• _Working data_

● ● ● ●

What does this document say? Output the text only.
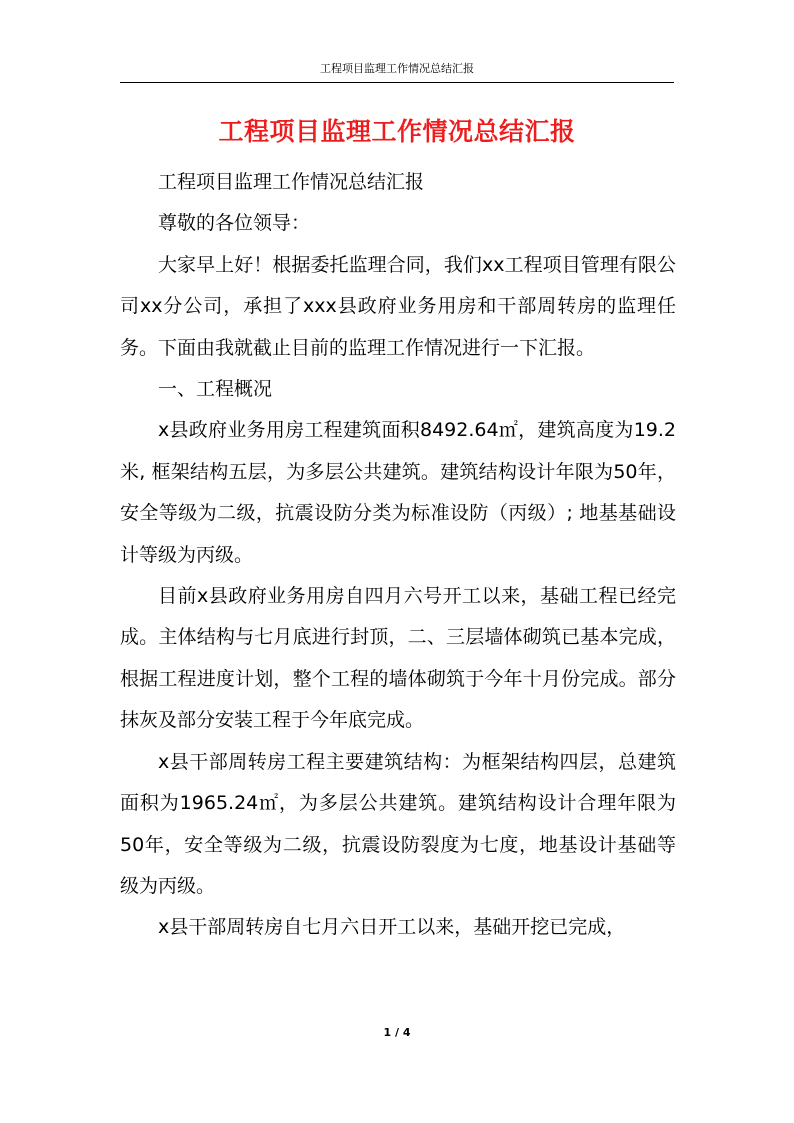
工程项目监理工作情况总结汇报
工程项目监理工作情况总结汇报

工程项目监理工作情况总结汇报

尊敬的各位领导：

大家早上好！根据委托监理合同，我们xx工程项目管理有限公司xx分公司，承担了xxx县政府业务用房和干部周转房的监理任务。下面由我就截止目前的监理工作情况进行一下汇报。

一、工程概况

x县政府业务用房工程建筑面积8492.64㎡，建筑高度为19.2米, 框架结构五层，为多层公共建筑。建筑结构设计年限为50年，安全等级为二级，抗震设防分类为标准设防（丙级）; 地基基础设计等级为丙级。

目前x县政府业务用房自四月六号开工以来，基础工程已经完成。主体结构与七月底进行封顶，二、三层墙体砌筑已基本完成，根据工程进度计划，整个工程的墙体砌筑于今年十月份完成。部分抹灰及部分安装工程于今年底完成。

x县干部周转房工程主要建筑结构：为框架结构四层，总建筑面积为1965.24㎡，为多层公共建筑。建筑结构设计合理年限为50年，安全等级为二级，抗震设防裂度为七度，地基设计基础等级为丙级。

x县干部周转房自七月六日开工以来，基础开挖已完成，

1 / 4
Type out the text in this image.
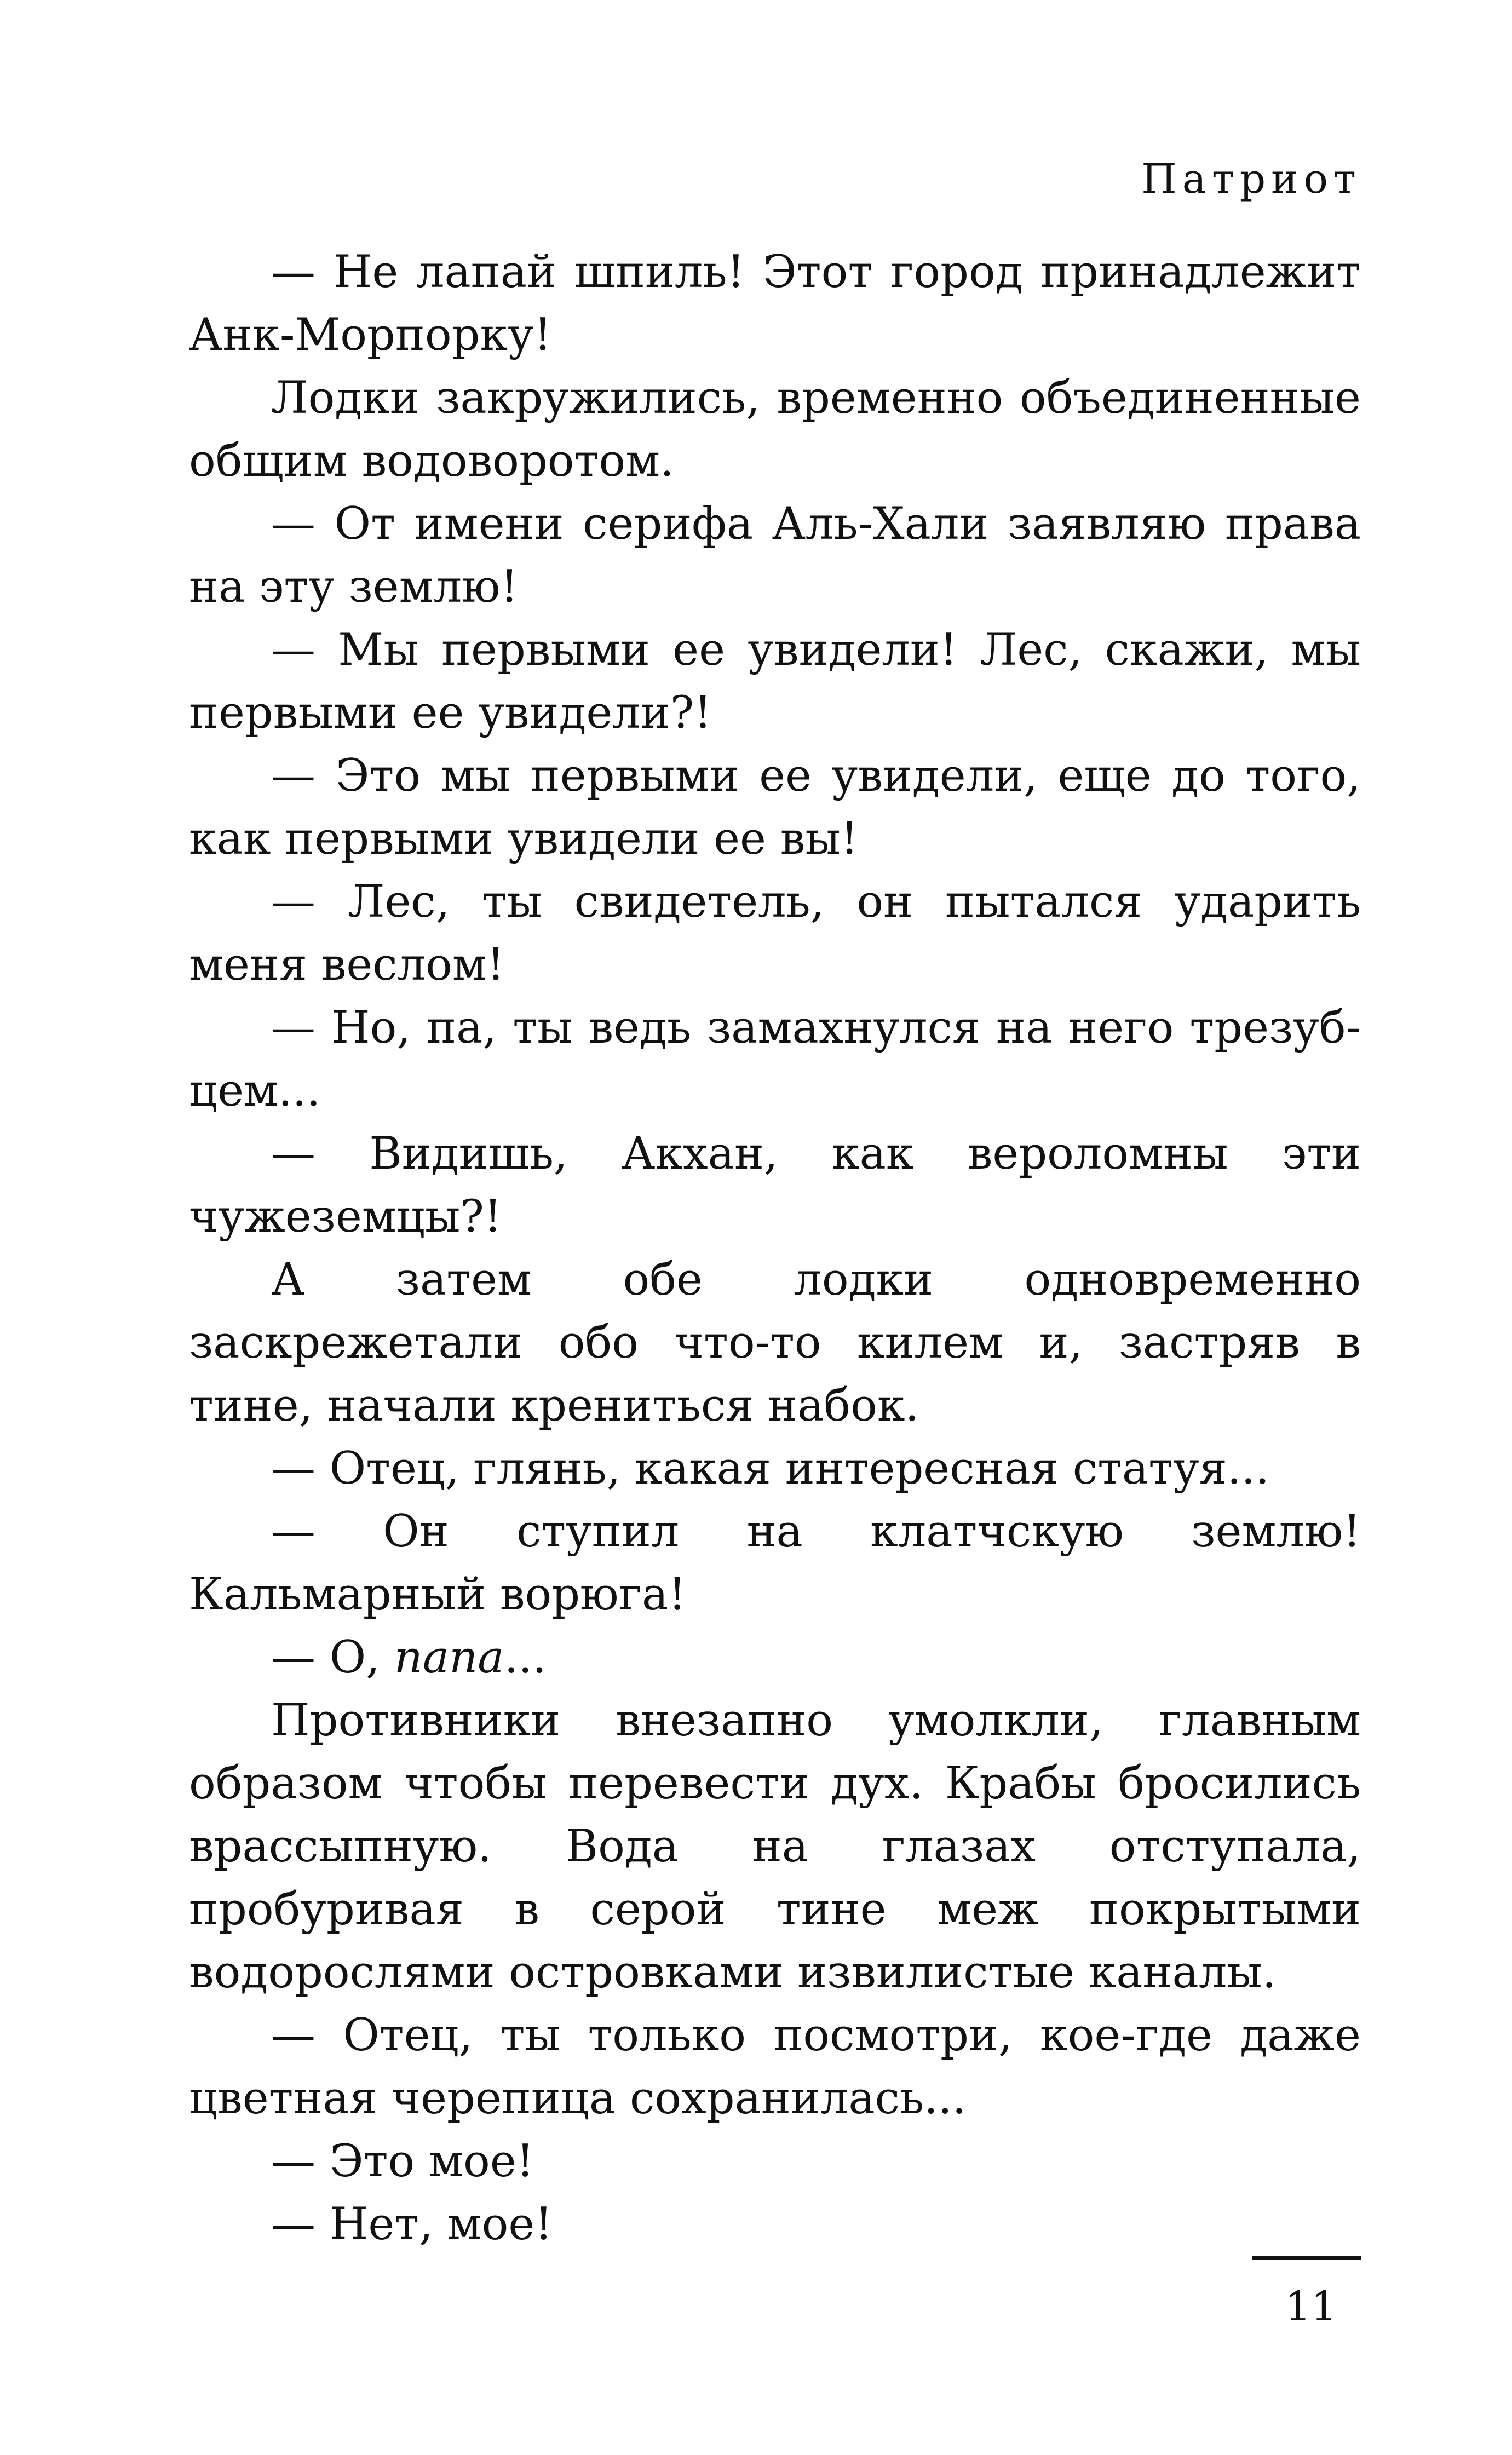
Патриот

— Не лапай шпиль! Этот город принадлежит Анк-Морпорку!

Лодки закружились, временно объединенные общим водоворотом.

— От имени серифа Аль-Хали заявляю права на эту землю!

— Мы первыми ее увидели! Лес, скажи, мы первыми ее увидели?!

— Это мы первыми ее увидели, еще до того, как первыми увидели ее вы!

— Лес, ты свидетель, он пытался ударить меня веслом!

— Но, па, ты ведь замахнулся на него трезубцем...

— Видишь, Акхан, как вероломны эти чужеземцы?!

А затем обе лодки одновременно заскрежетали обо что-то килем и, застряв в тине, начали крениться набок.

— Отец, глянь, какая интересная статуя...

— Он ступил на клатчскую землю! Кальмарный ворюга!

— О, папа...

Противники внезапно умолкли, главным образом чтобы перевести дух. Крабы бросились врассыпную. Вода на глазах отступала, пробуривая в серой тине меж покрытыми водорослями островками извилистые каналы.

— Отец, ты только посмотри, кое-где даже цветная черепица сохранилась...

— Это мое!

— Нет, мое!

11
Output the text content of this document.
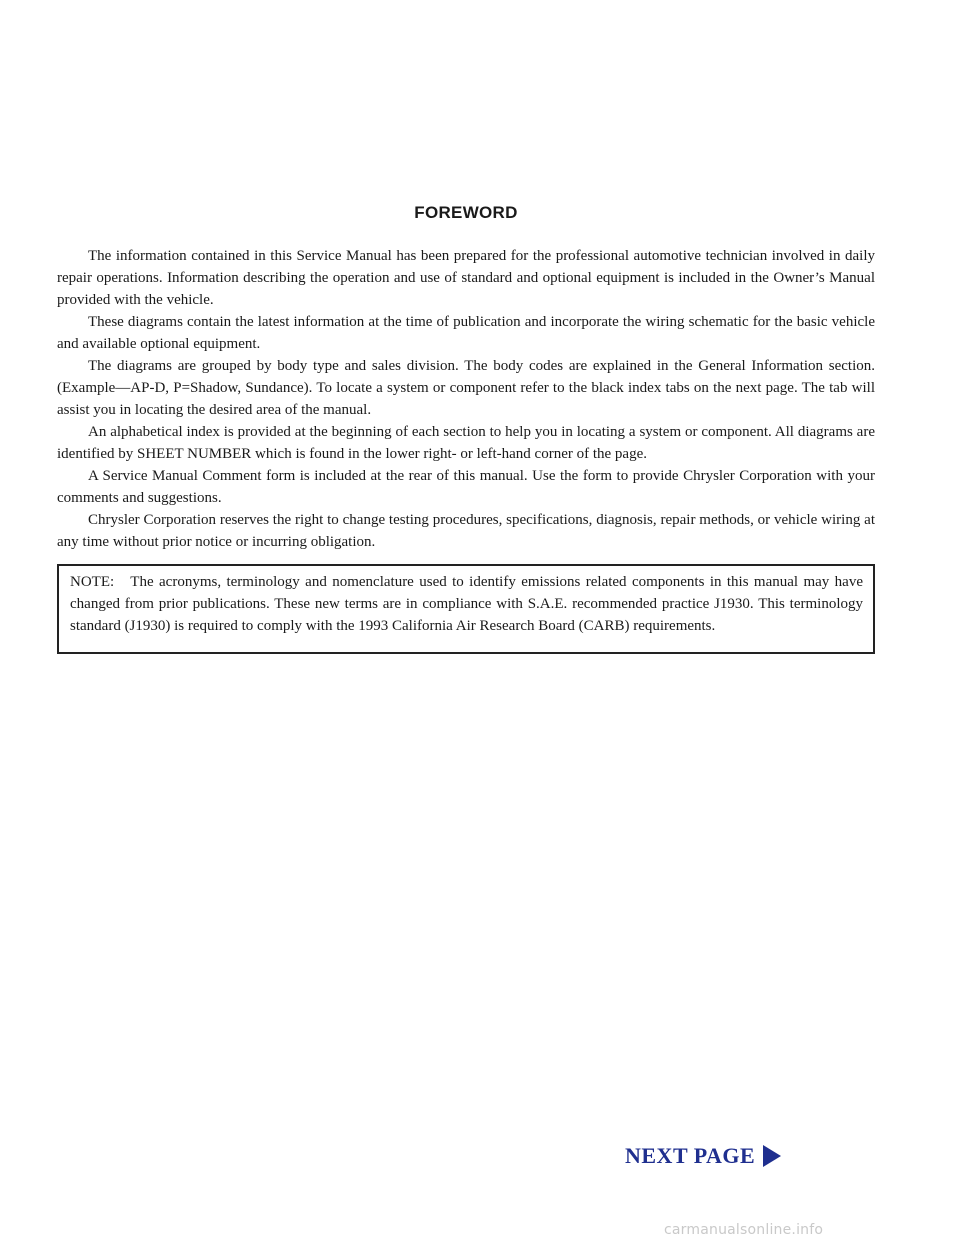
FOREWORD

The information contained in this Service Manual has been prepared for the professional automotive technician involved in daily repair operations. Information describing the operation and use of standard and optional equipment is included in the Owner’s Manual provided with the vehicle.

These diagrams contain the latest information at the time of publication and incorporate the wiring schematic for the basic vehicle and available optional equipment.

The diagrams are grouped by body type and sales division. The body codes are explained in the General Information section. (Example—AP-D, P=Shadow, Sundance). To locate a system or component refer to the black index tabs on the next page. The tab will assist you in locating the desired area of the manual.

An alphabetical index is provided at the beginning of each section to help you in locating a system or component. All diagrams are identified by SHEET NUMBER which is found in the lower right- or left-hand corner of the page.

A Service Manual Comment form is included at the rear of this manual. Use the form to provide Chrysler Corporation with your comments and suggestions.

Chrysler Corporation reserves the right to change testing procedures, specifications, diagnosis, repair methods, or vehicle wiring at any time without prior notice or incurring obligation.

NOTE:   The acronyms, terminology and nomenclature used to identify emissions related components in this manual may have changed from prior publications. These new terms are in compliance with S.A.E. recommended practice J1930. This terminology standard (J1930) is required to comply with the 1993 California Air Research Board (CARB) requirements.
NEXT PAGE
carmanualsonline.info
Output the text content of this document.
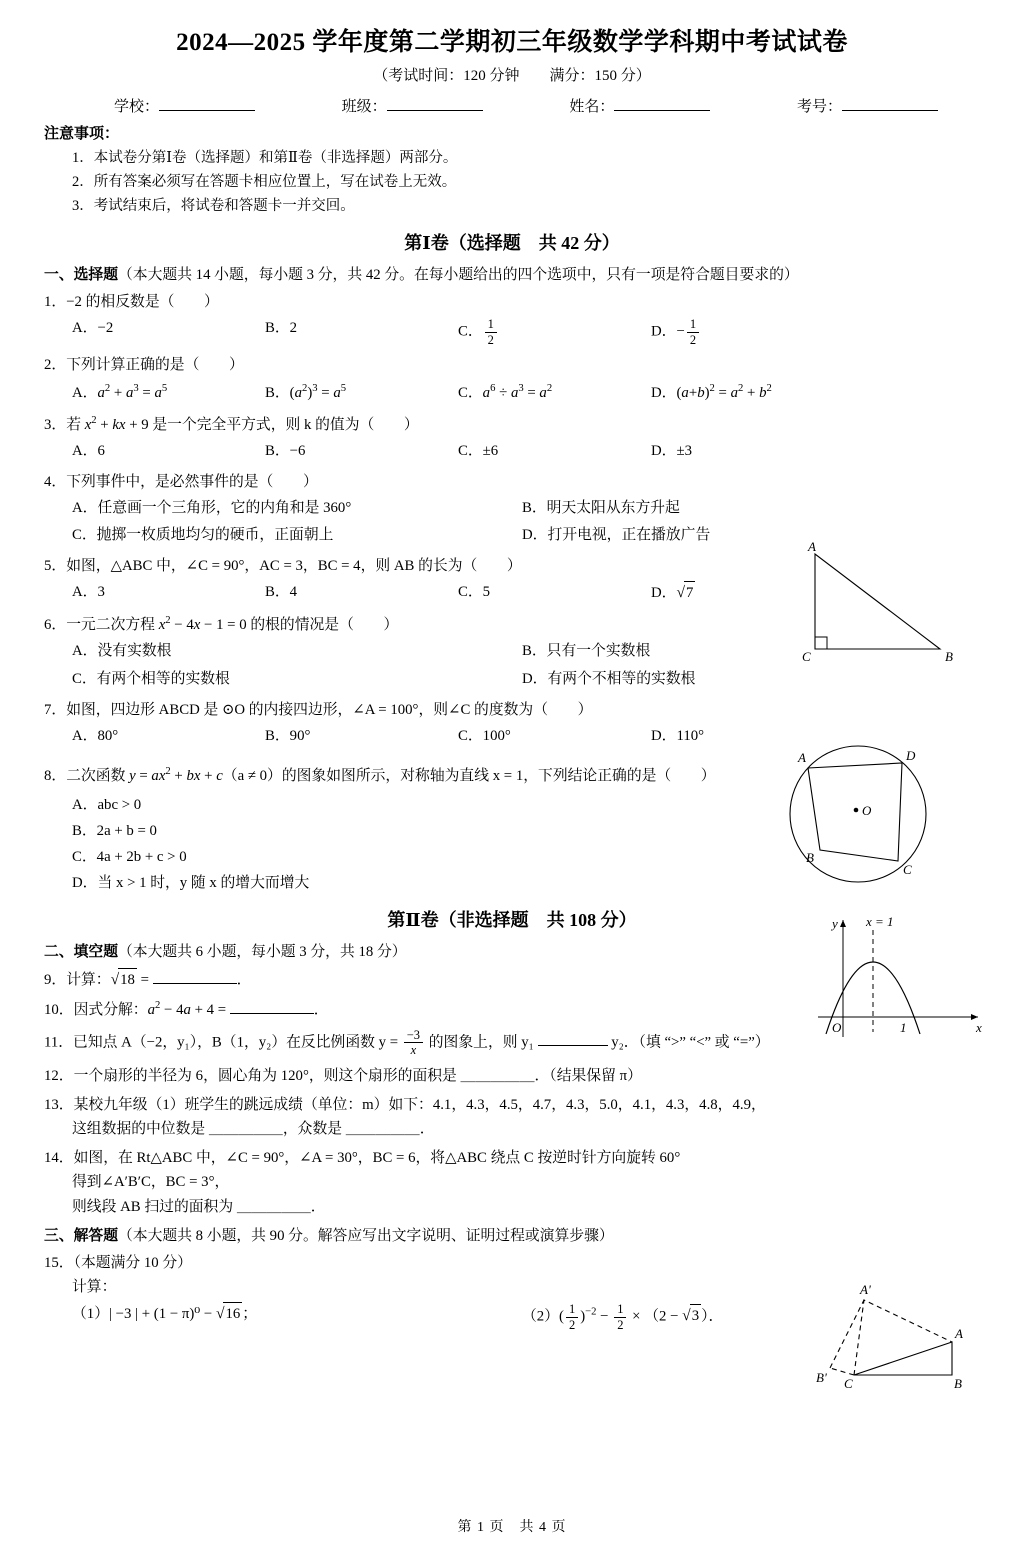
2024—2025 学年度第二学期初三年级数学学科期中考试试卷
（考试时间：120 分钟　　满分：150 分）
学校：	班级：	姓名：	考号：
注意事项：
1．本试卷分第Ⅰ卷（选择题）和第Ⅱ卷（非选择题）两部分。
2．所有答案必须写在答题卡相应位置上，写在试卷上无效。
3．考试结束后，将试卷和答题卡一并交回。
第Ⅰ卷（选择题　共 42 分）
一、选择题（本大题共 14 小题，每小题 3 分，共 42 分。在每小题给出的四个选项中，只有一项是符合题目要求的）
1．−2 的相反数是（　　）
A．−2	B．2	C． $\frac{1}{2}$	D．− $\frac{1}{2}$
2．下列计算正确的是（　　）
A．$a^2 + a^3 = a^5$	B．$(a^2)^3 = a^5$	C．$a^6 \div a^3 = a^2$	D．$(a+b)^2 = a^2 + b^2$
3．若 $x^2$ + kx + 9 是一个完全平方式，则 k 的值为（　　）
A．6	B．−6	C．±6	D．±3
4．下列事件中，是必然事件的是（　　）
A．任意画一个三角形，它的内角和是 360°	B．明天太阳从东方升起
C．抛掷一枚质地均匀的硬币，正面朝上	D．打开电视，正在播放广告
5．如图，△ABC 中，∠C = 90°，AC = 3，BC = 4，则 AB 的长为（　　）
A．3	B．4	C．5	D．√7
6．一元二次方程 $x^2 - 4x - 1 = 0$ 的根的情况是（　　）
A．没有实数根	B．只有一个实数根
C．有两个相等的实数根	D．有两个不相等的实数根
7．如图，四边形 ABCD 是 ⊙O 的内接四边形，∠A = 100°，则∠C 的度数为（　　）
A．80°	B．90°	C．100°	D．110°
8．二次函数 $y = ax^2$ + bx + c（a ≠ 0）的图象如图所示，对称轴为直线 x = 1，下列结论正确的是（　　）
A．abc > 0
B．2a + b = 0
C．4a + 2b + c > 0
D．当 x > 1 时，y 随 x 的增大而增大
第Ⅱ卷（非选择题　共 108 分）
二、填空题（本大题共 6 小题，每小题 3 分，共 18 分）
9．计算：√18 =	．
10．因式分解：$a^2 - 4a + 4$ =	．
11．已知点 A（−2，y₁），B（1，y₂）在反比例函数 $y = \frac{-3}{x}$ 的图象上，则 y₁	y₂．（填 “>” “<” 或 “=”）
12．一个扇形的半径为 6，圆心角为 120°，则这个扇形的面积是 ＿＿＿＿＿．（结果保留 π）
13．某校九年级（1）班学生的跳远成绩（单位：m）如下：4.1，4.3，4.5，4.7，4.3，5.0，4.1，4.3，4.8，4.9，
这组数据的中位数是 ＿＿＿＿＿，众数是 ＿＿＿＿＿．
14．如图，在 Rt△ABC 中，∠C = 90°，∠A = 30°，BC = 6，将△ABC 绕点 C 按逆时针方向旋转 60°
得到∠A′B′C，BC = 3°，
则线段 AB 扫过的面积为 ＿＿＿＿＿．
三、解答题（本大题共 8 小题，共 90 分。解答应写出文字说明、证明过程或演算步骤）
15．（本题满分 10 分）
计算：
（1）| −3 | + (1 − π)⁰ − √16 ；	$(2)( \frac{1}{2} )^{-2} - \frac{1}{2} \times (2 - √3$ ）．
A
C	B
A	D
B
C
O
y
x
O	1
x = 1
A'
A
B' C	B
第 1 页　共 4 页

● ● ● ●

• _What needs to be done_
List each line of the records that holds the string "prior".

• _Answer below_
Chrysler Corporation reserves the right to change testing procedures, specifications, diagnosis, repair methods, or vehicle wiring at any time without prior notice or incurring obligation.
NOTE:   The acronyms, terminology and nomenclature used to identify emissions related components in this manual may have changed from prior publications. These new terms are in compliance with S.A.E. recommended practice J1930. This terminology standard (J1930) is required to comply with the 1993 California Air Research Board (CARB) requirements.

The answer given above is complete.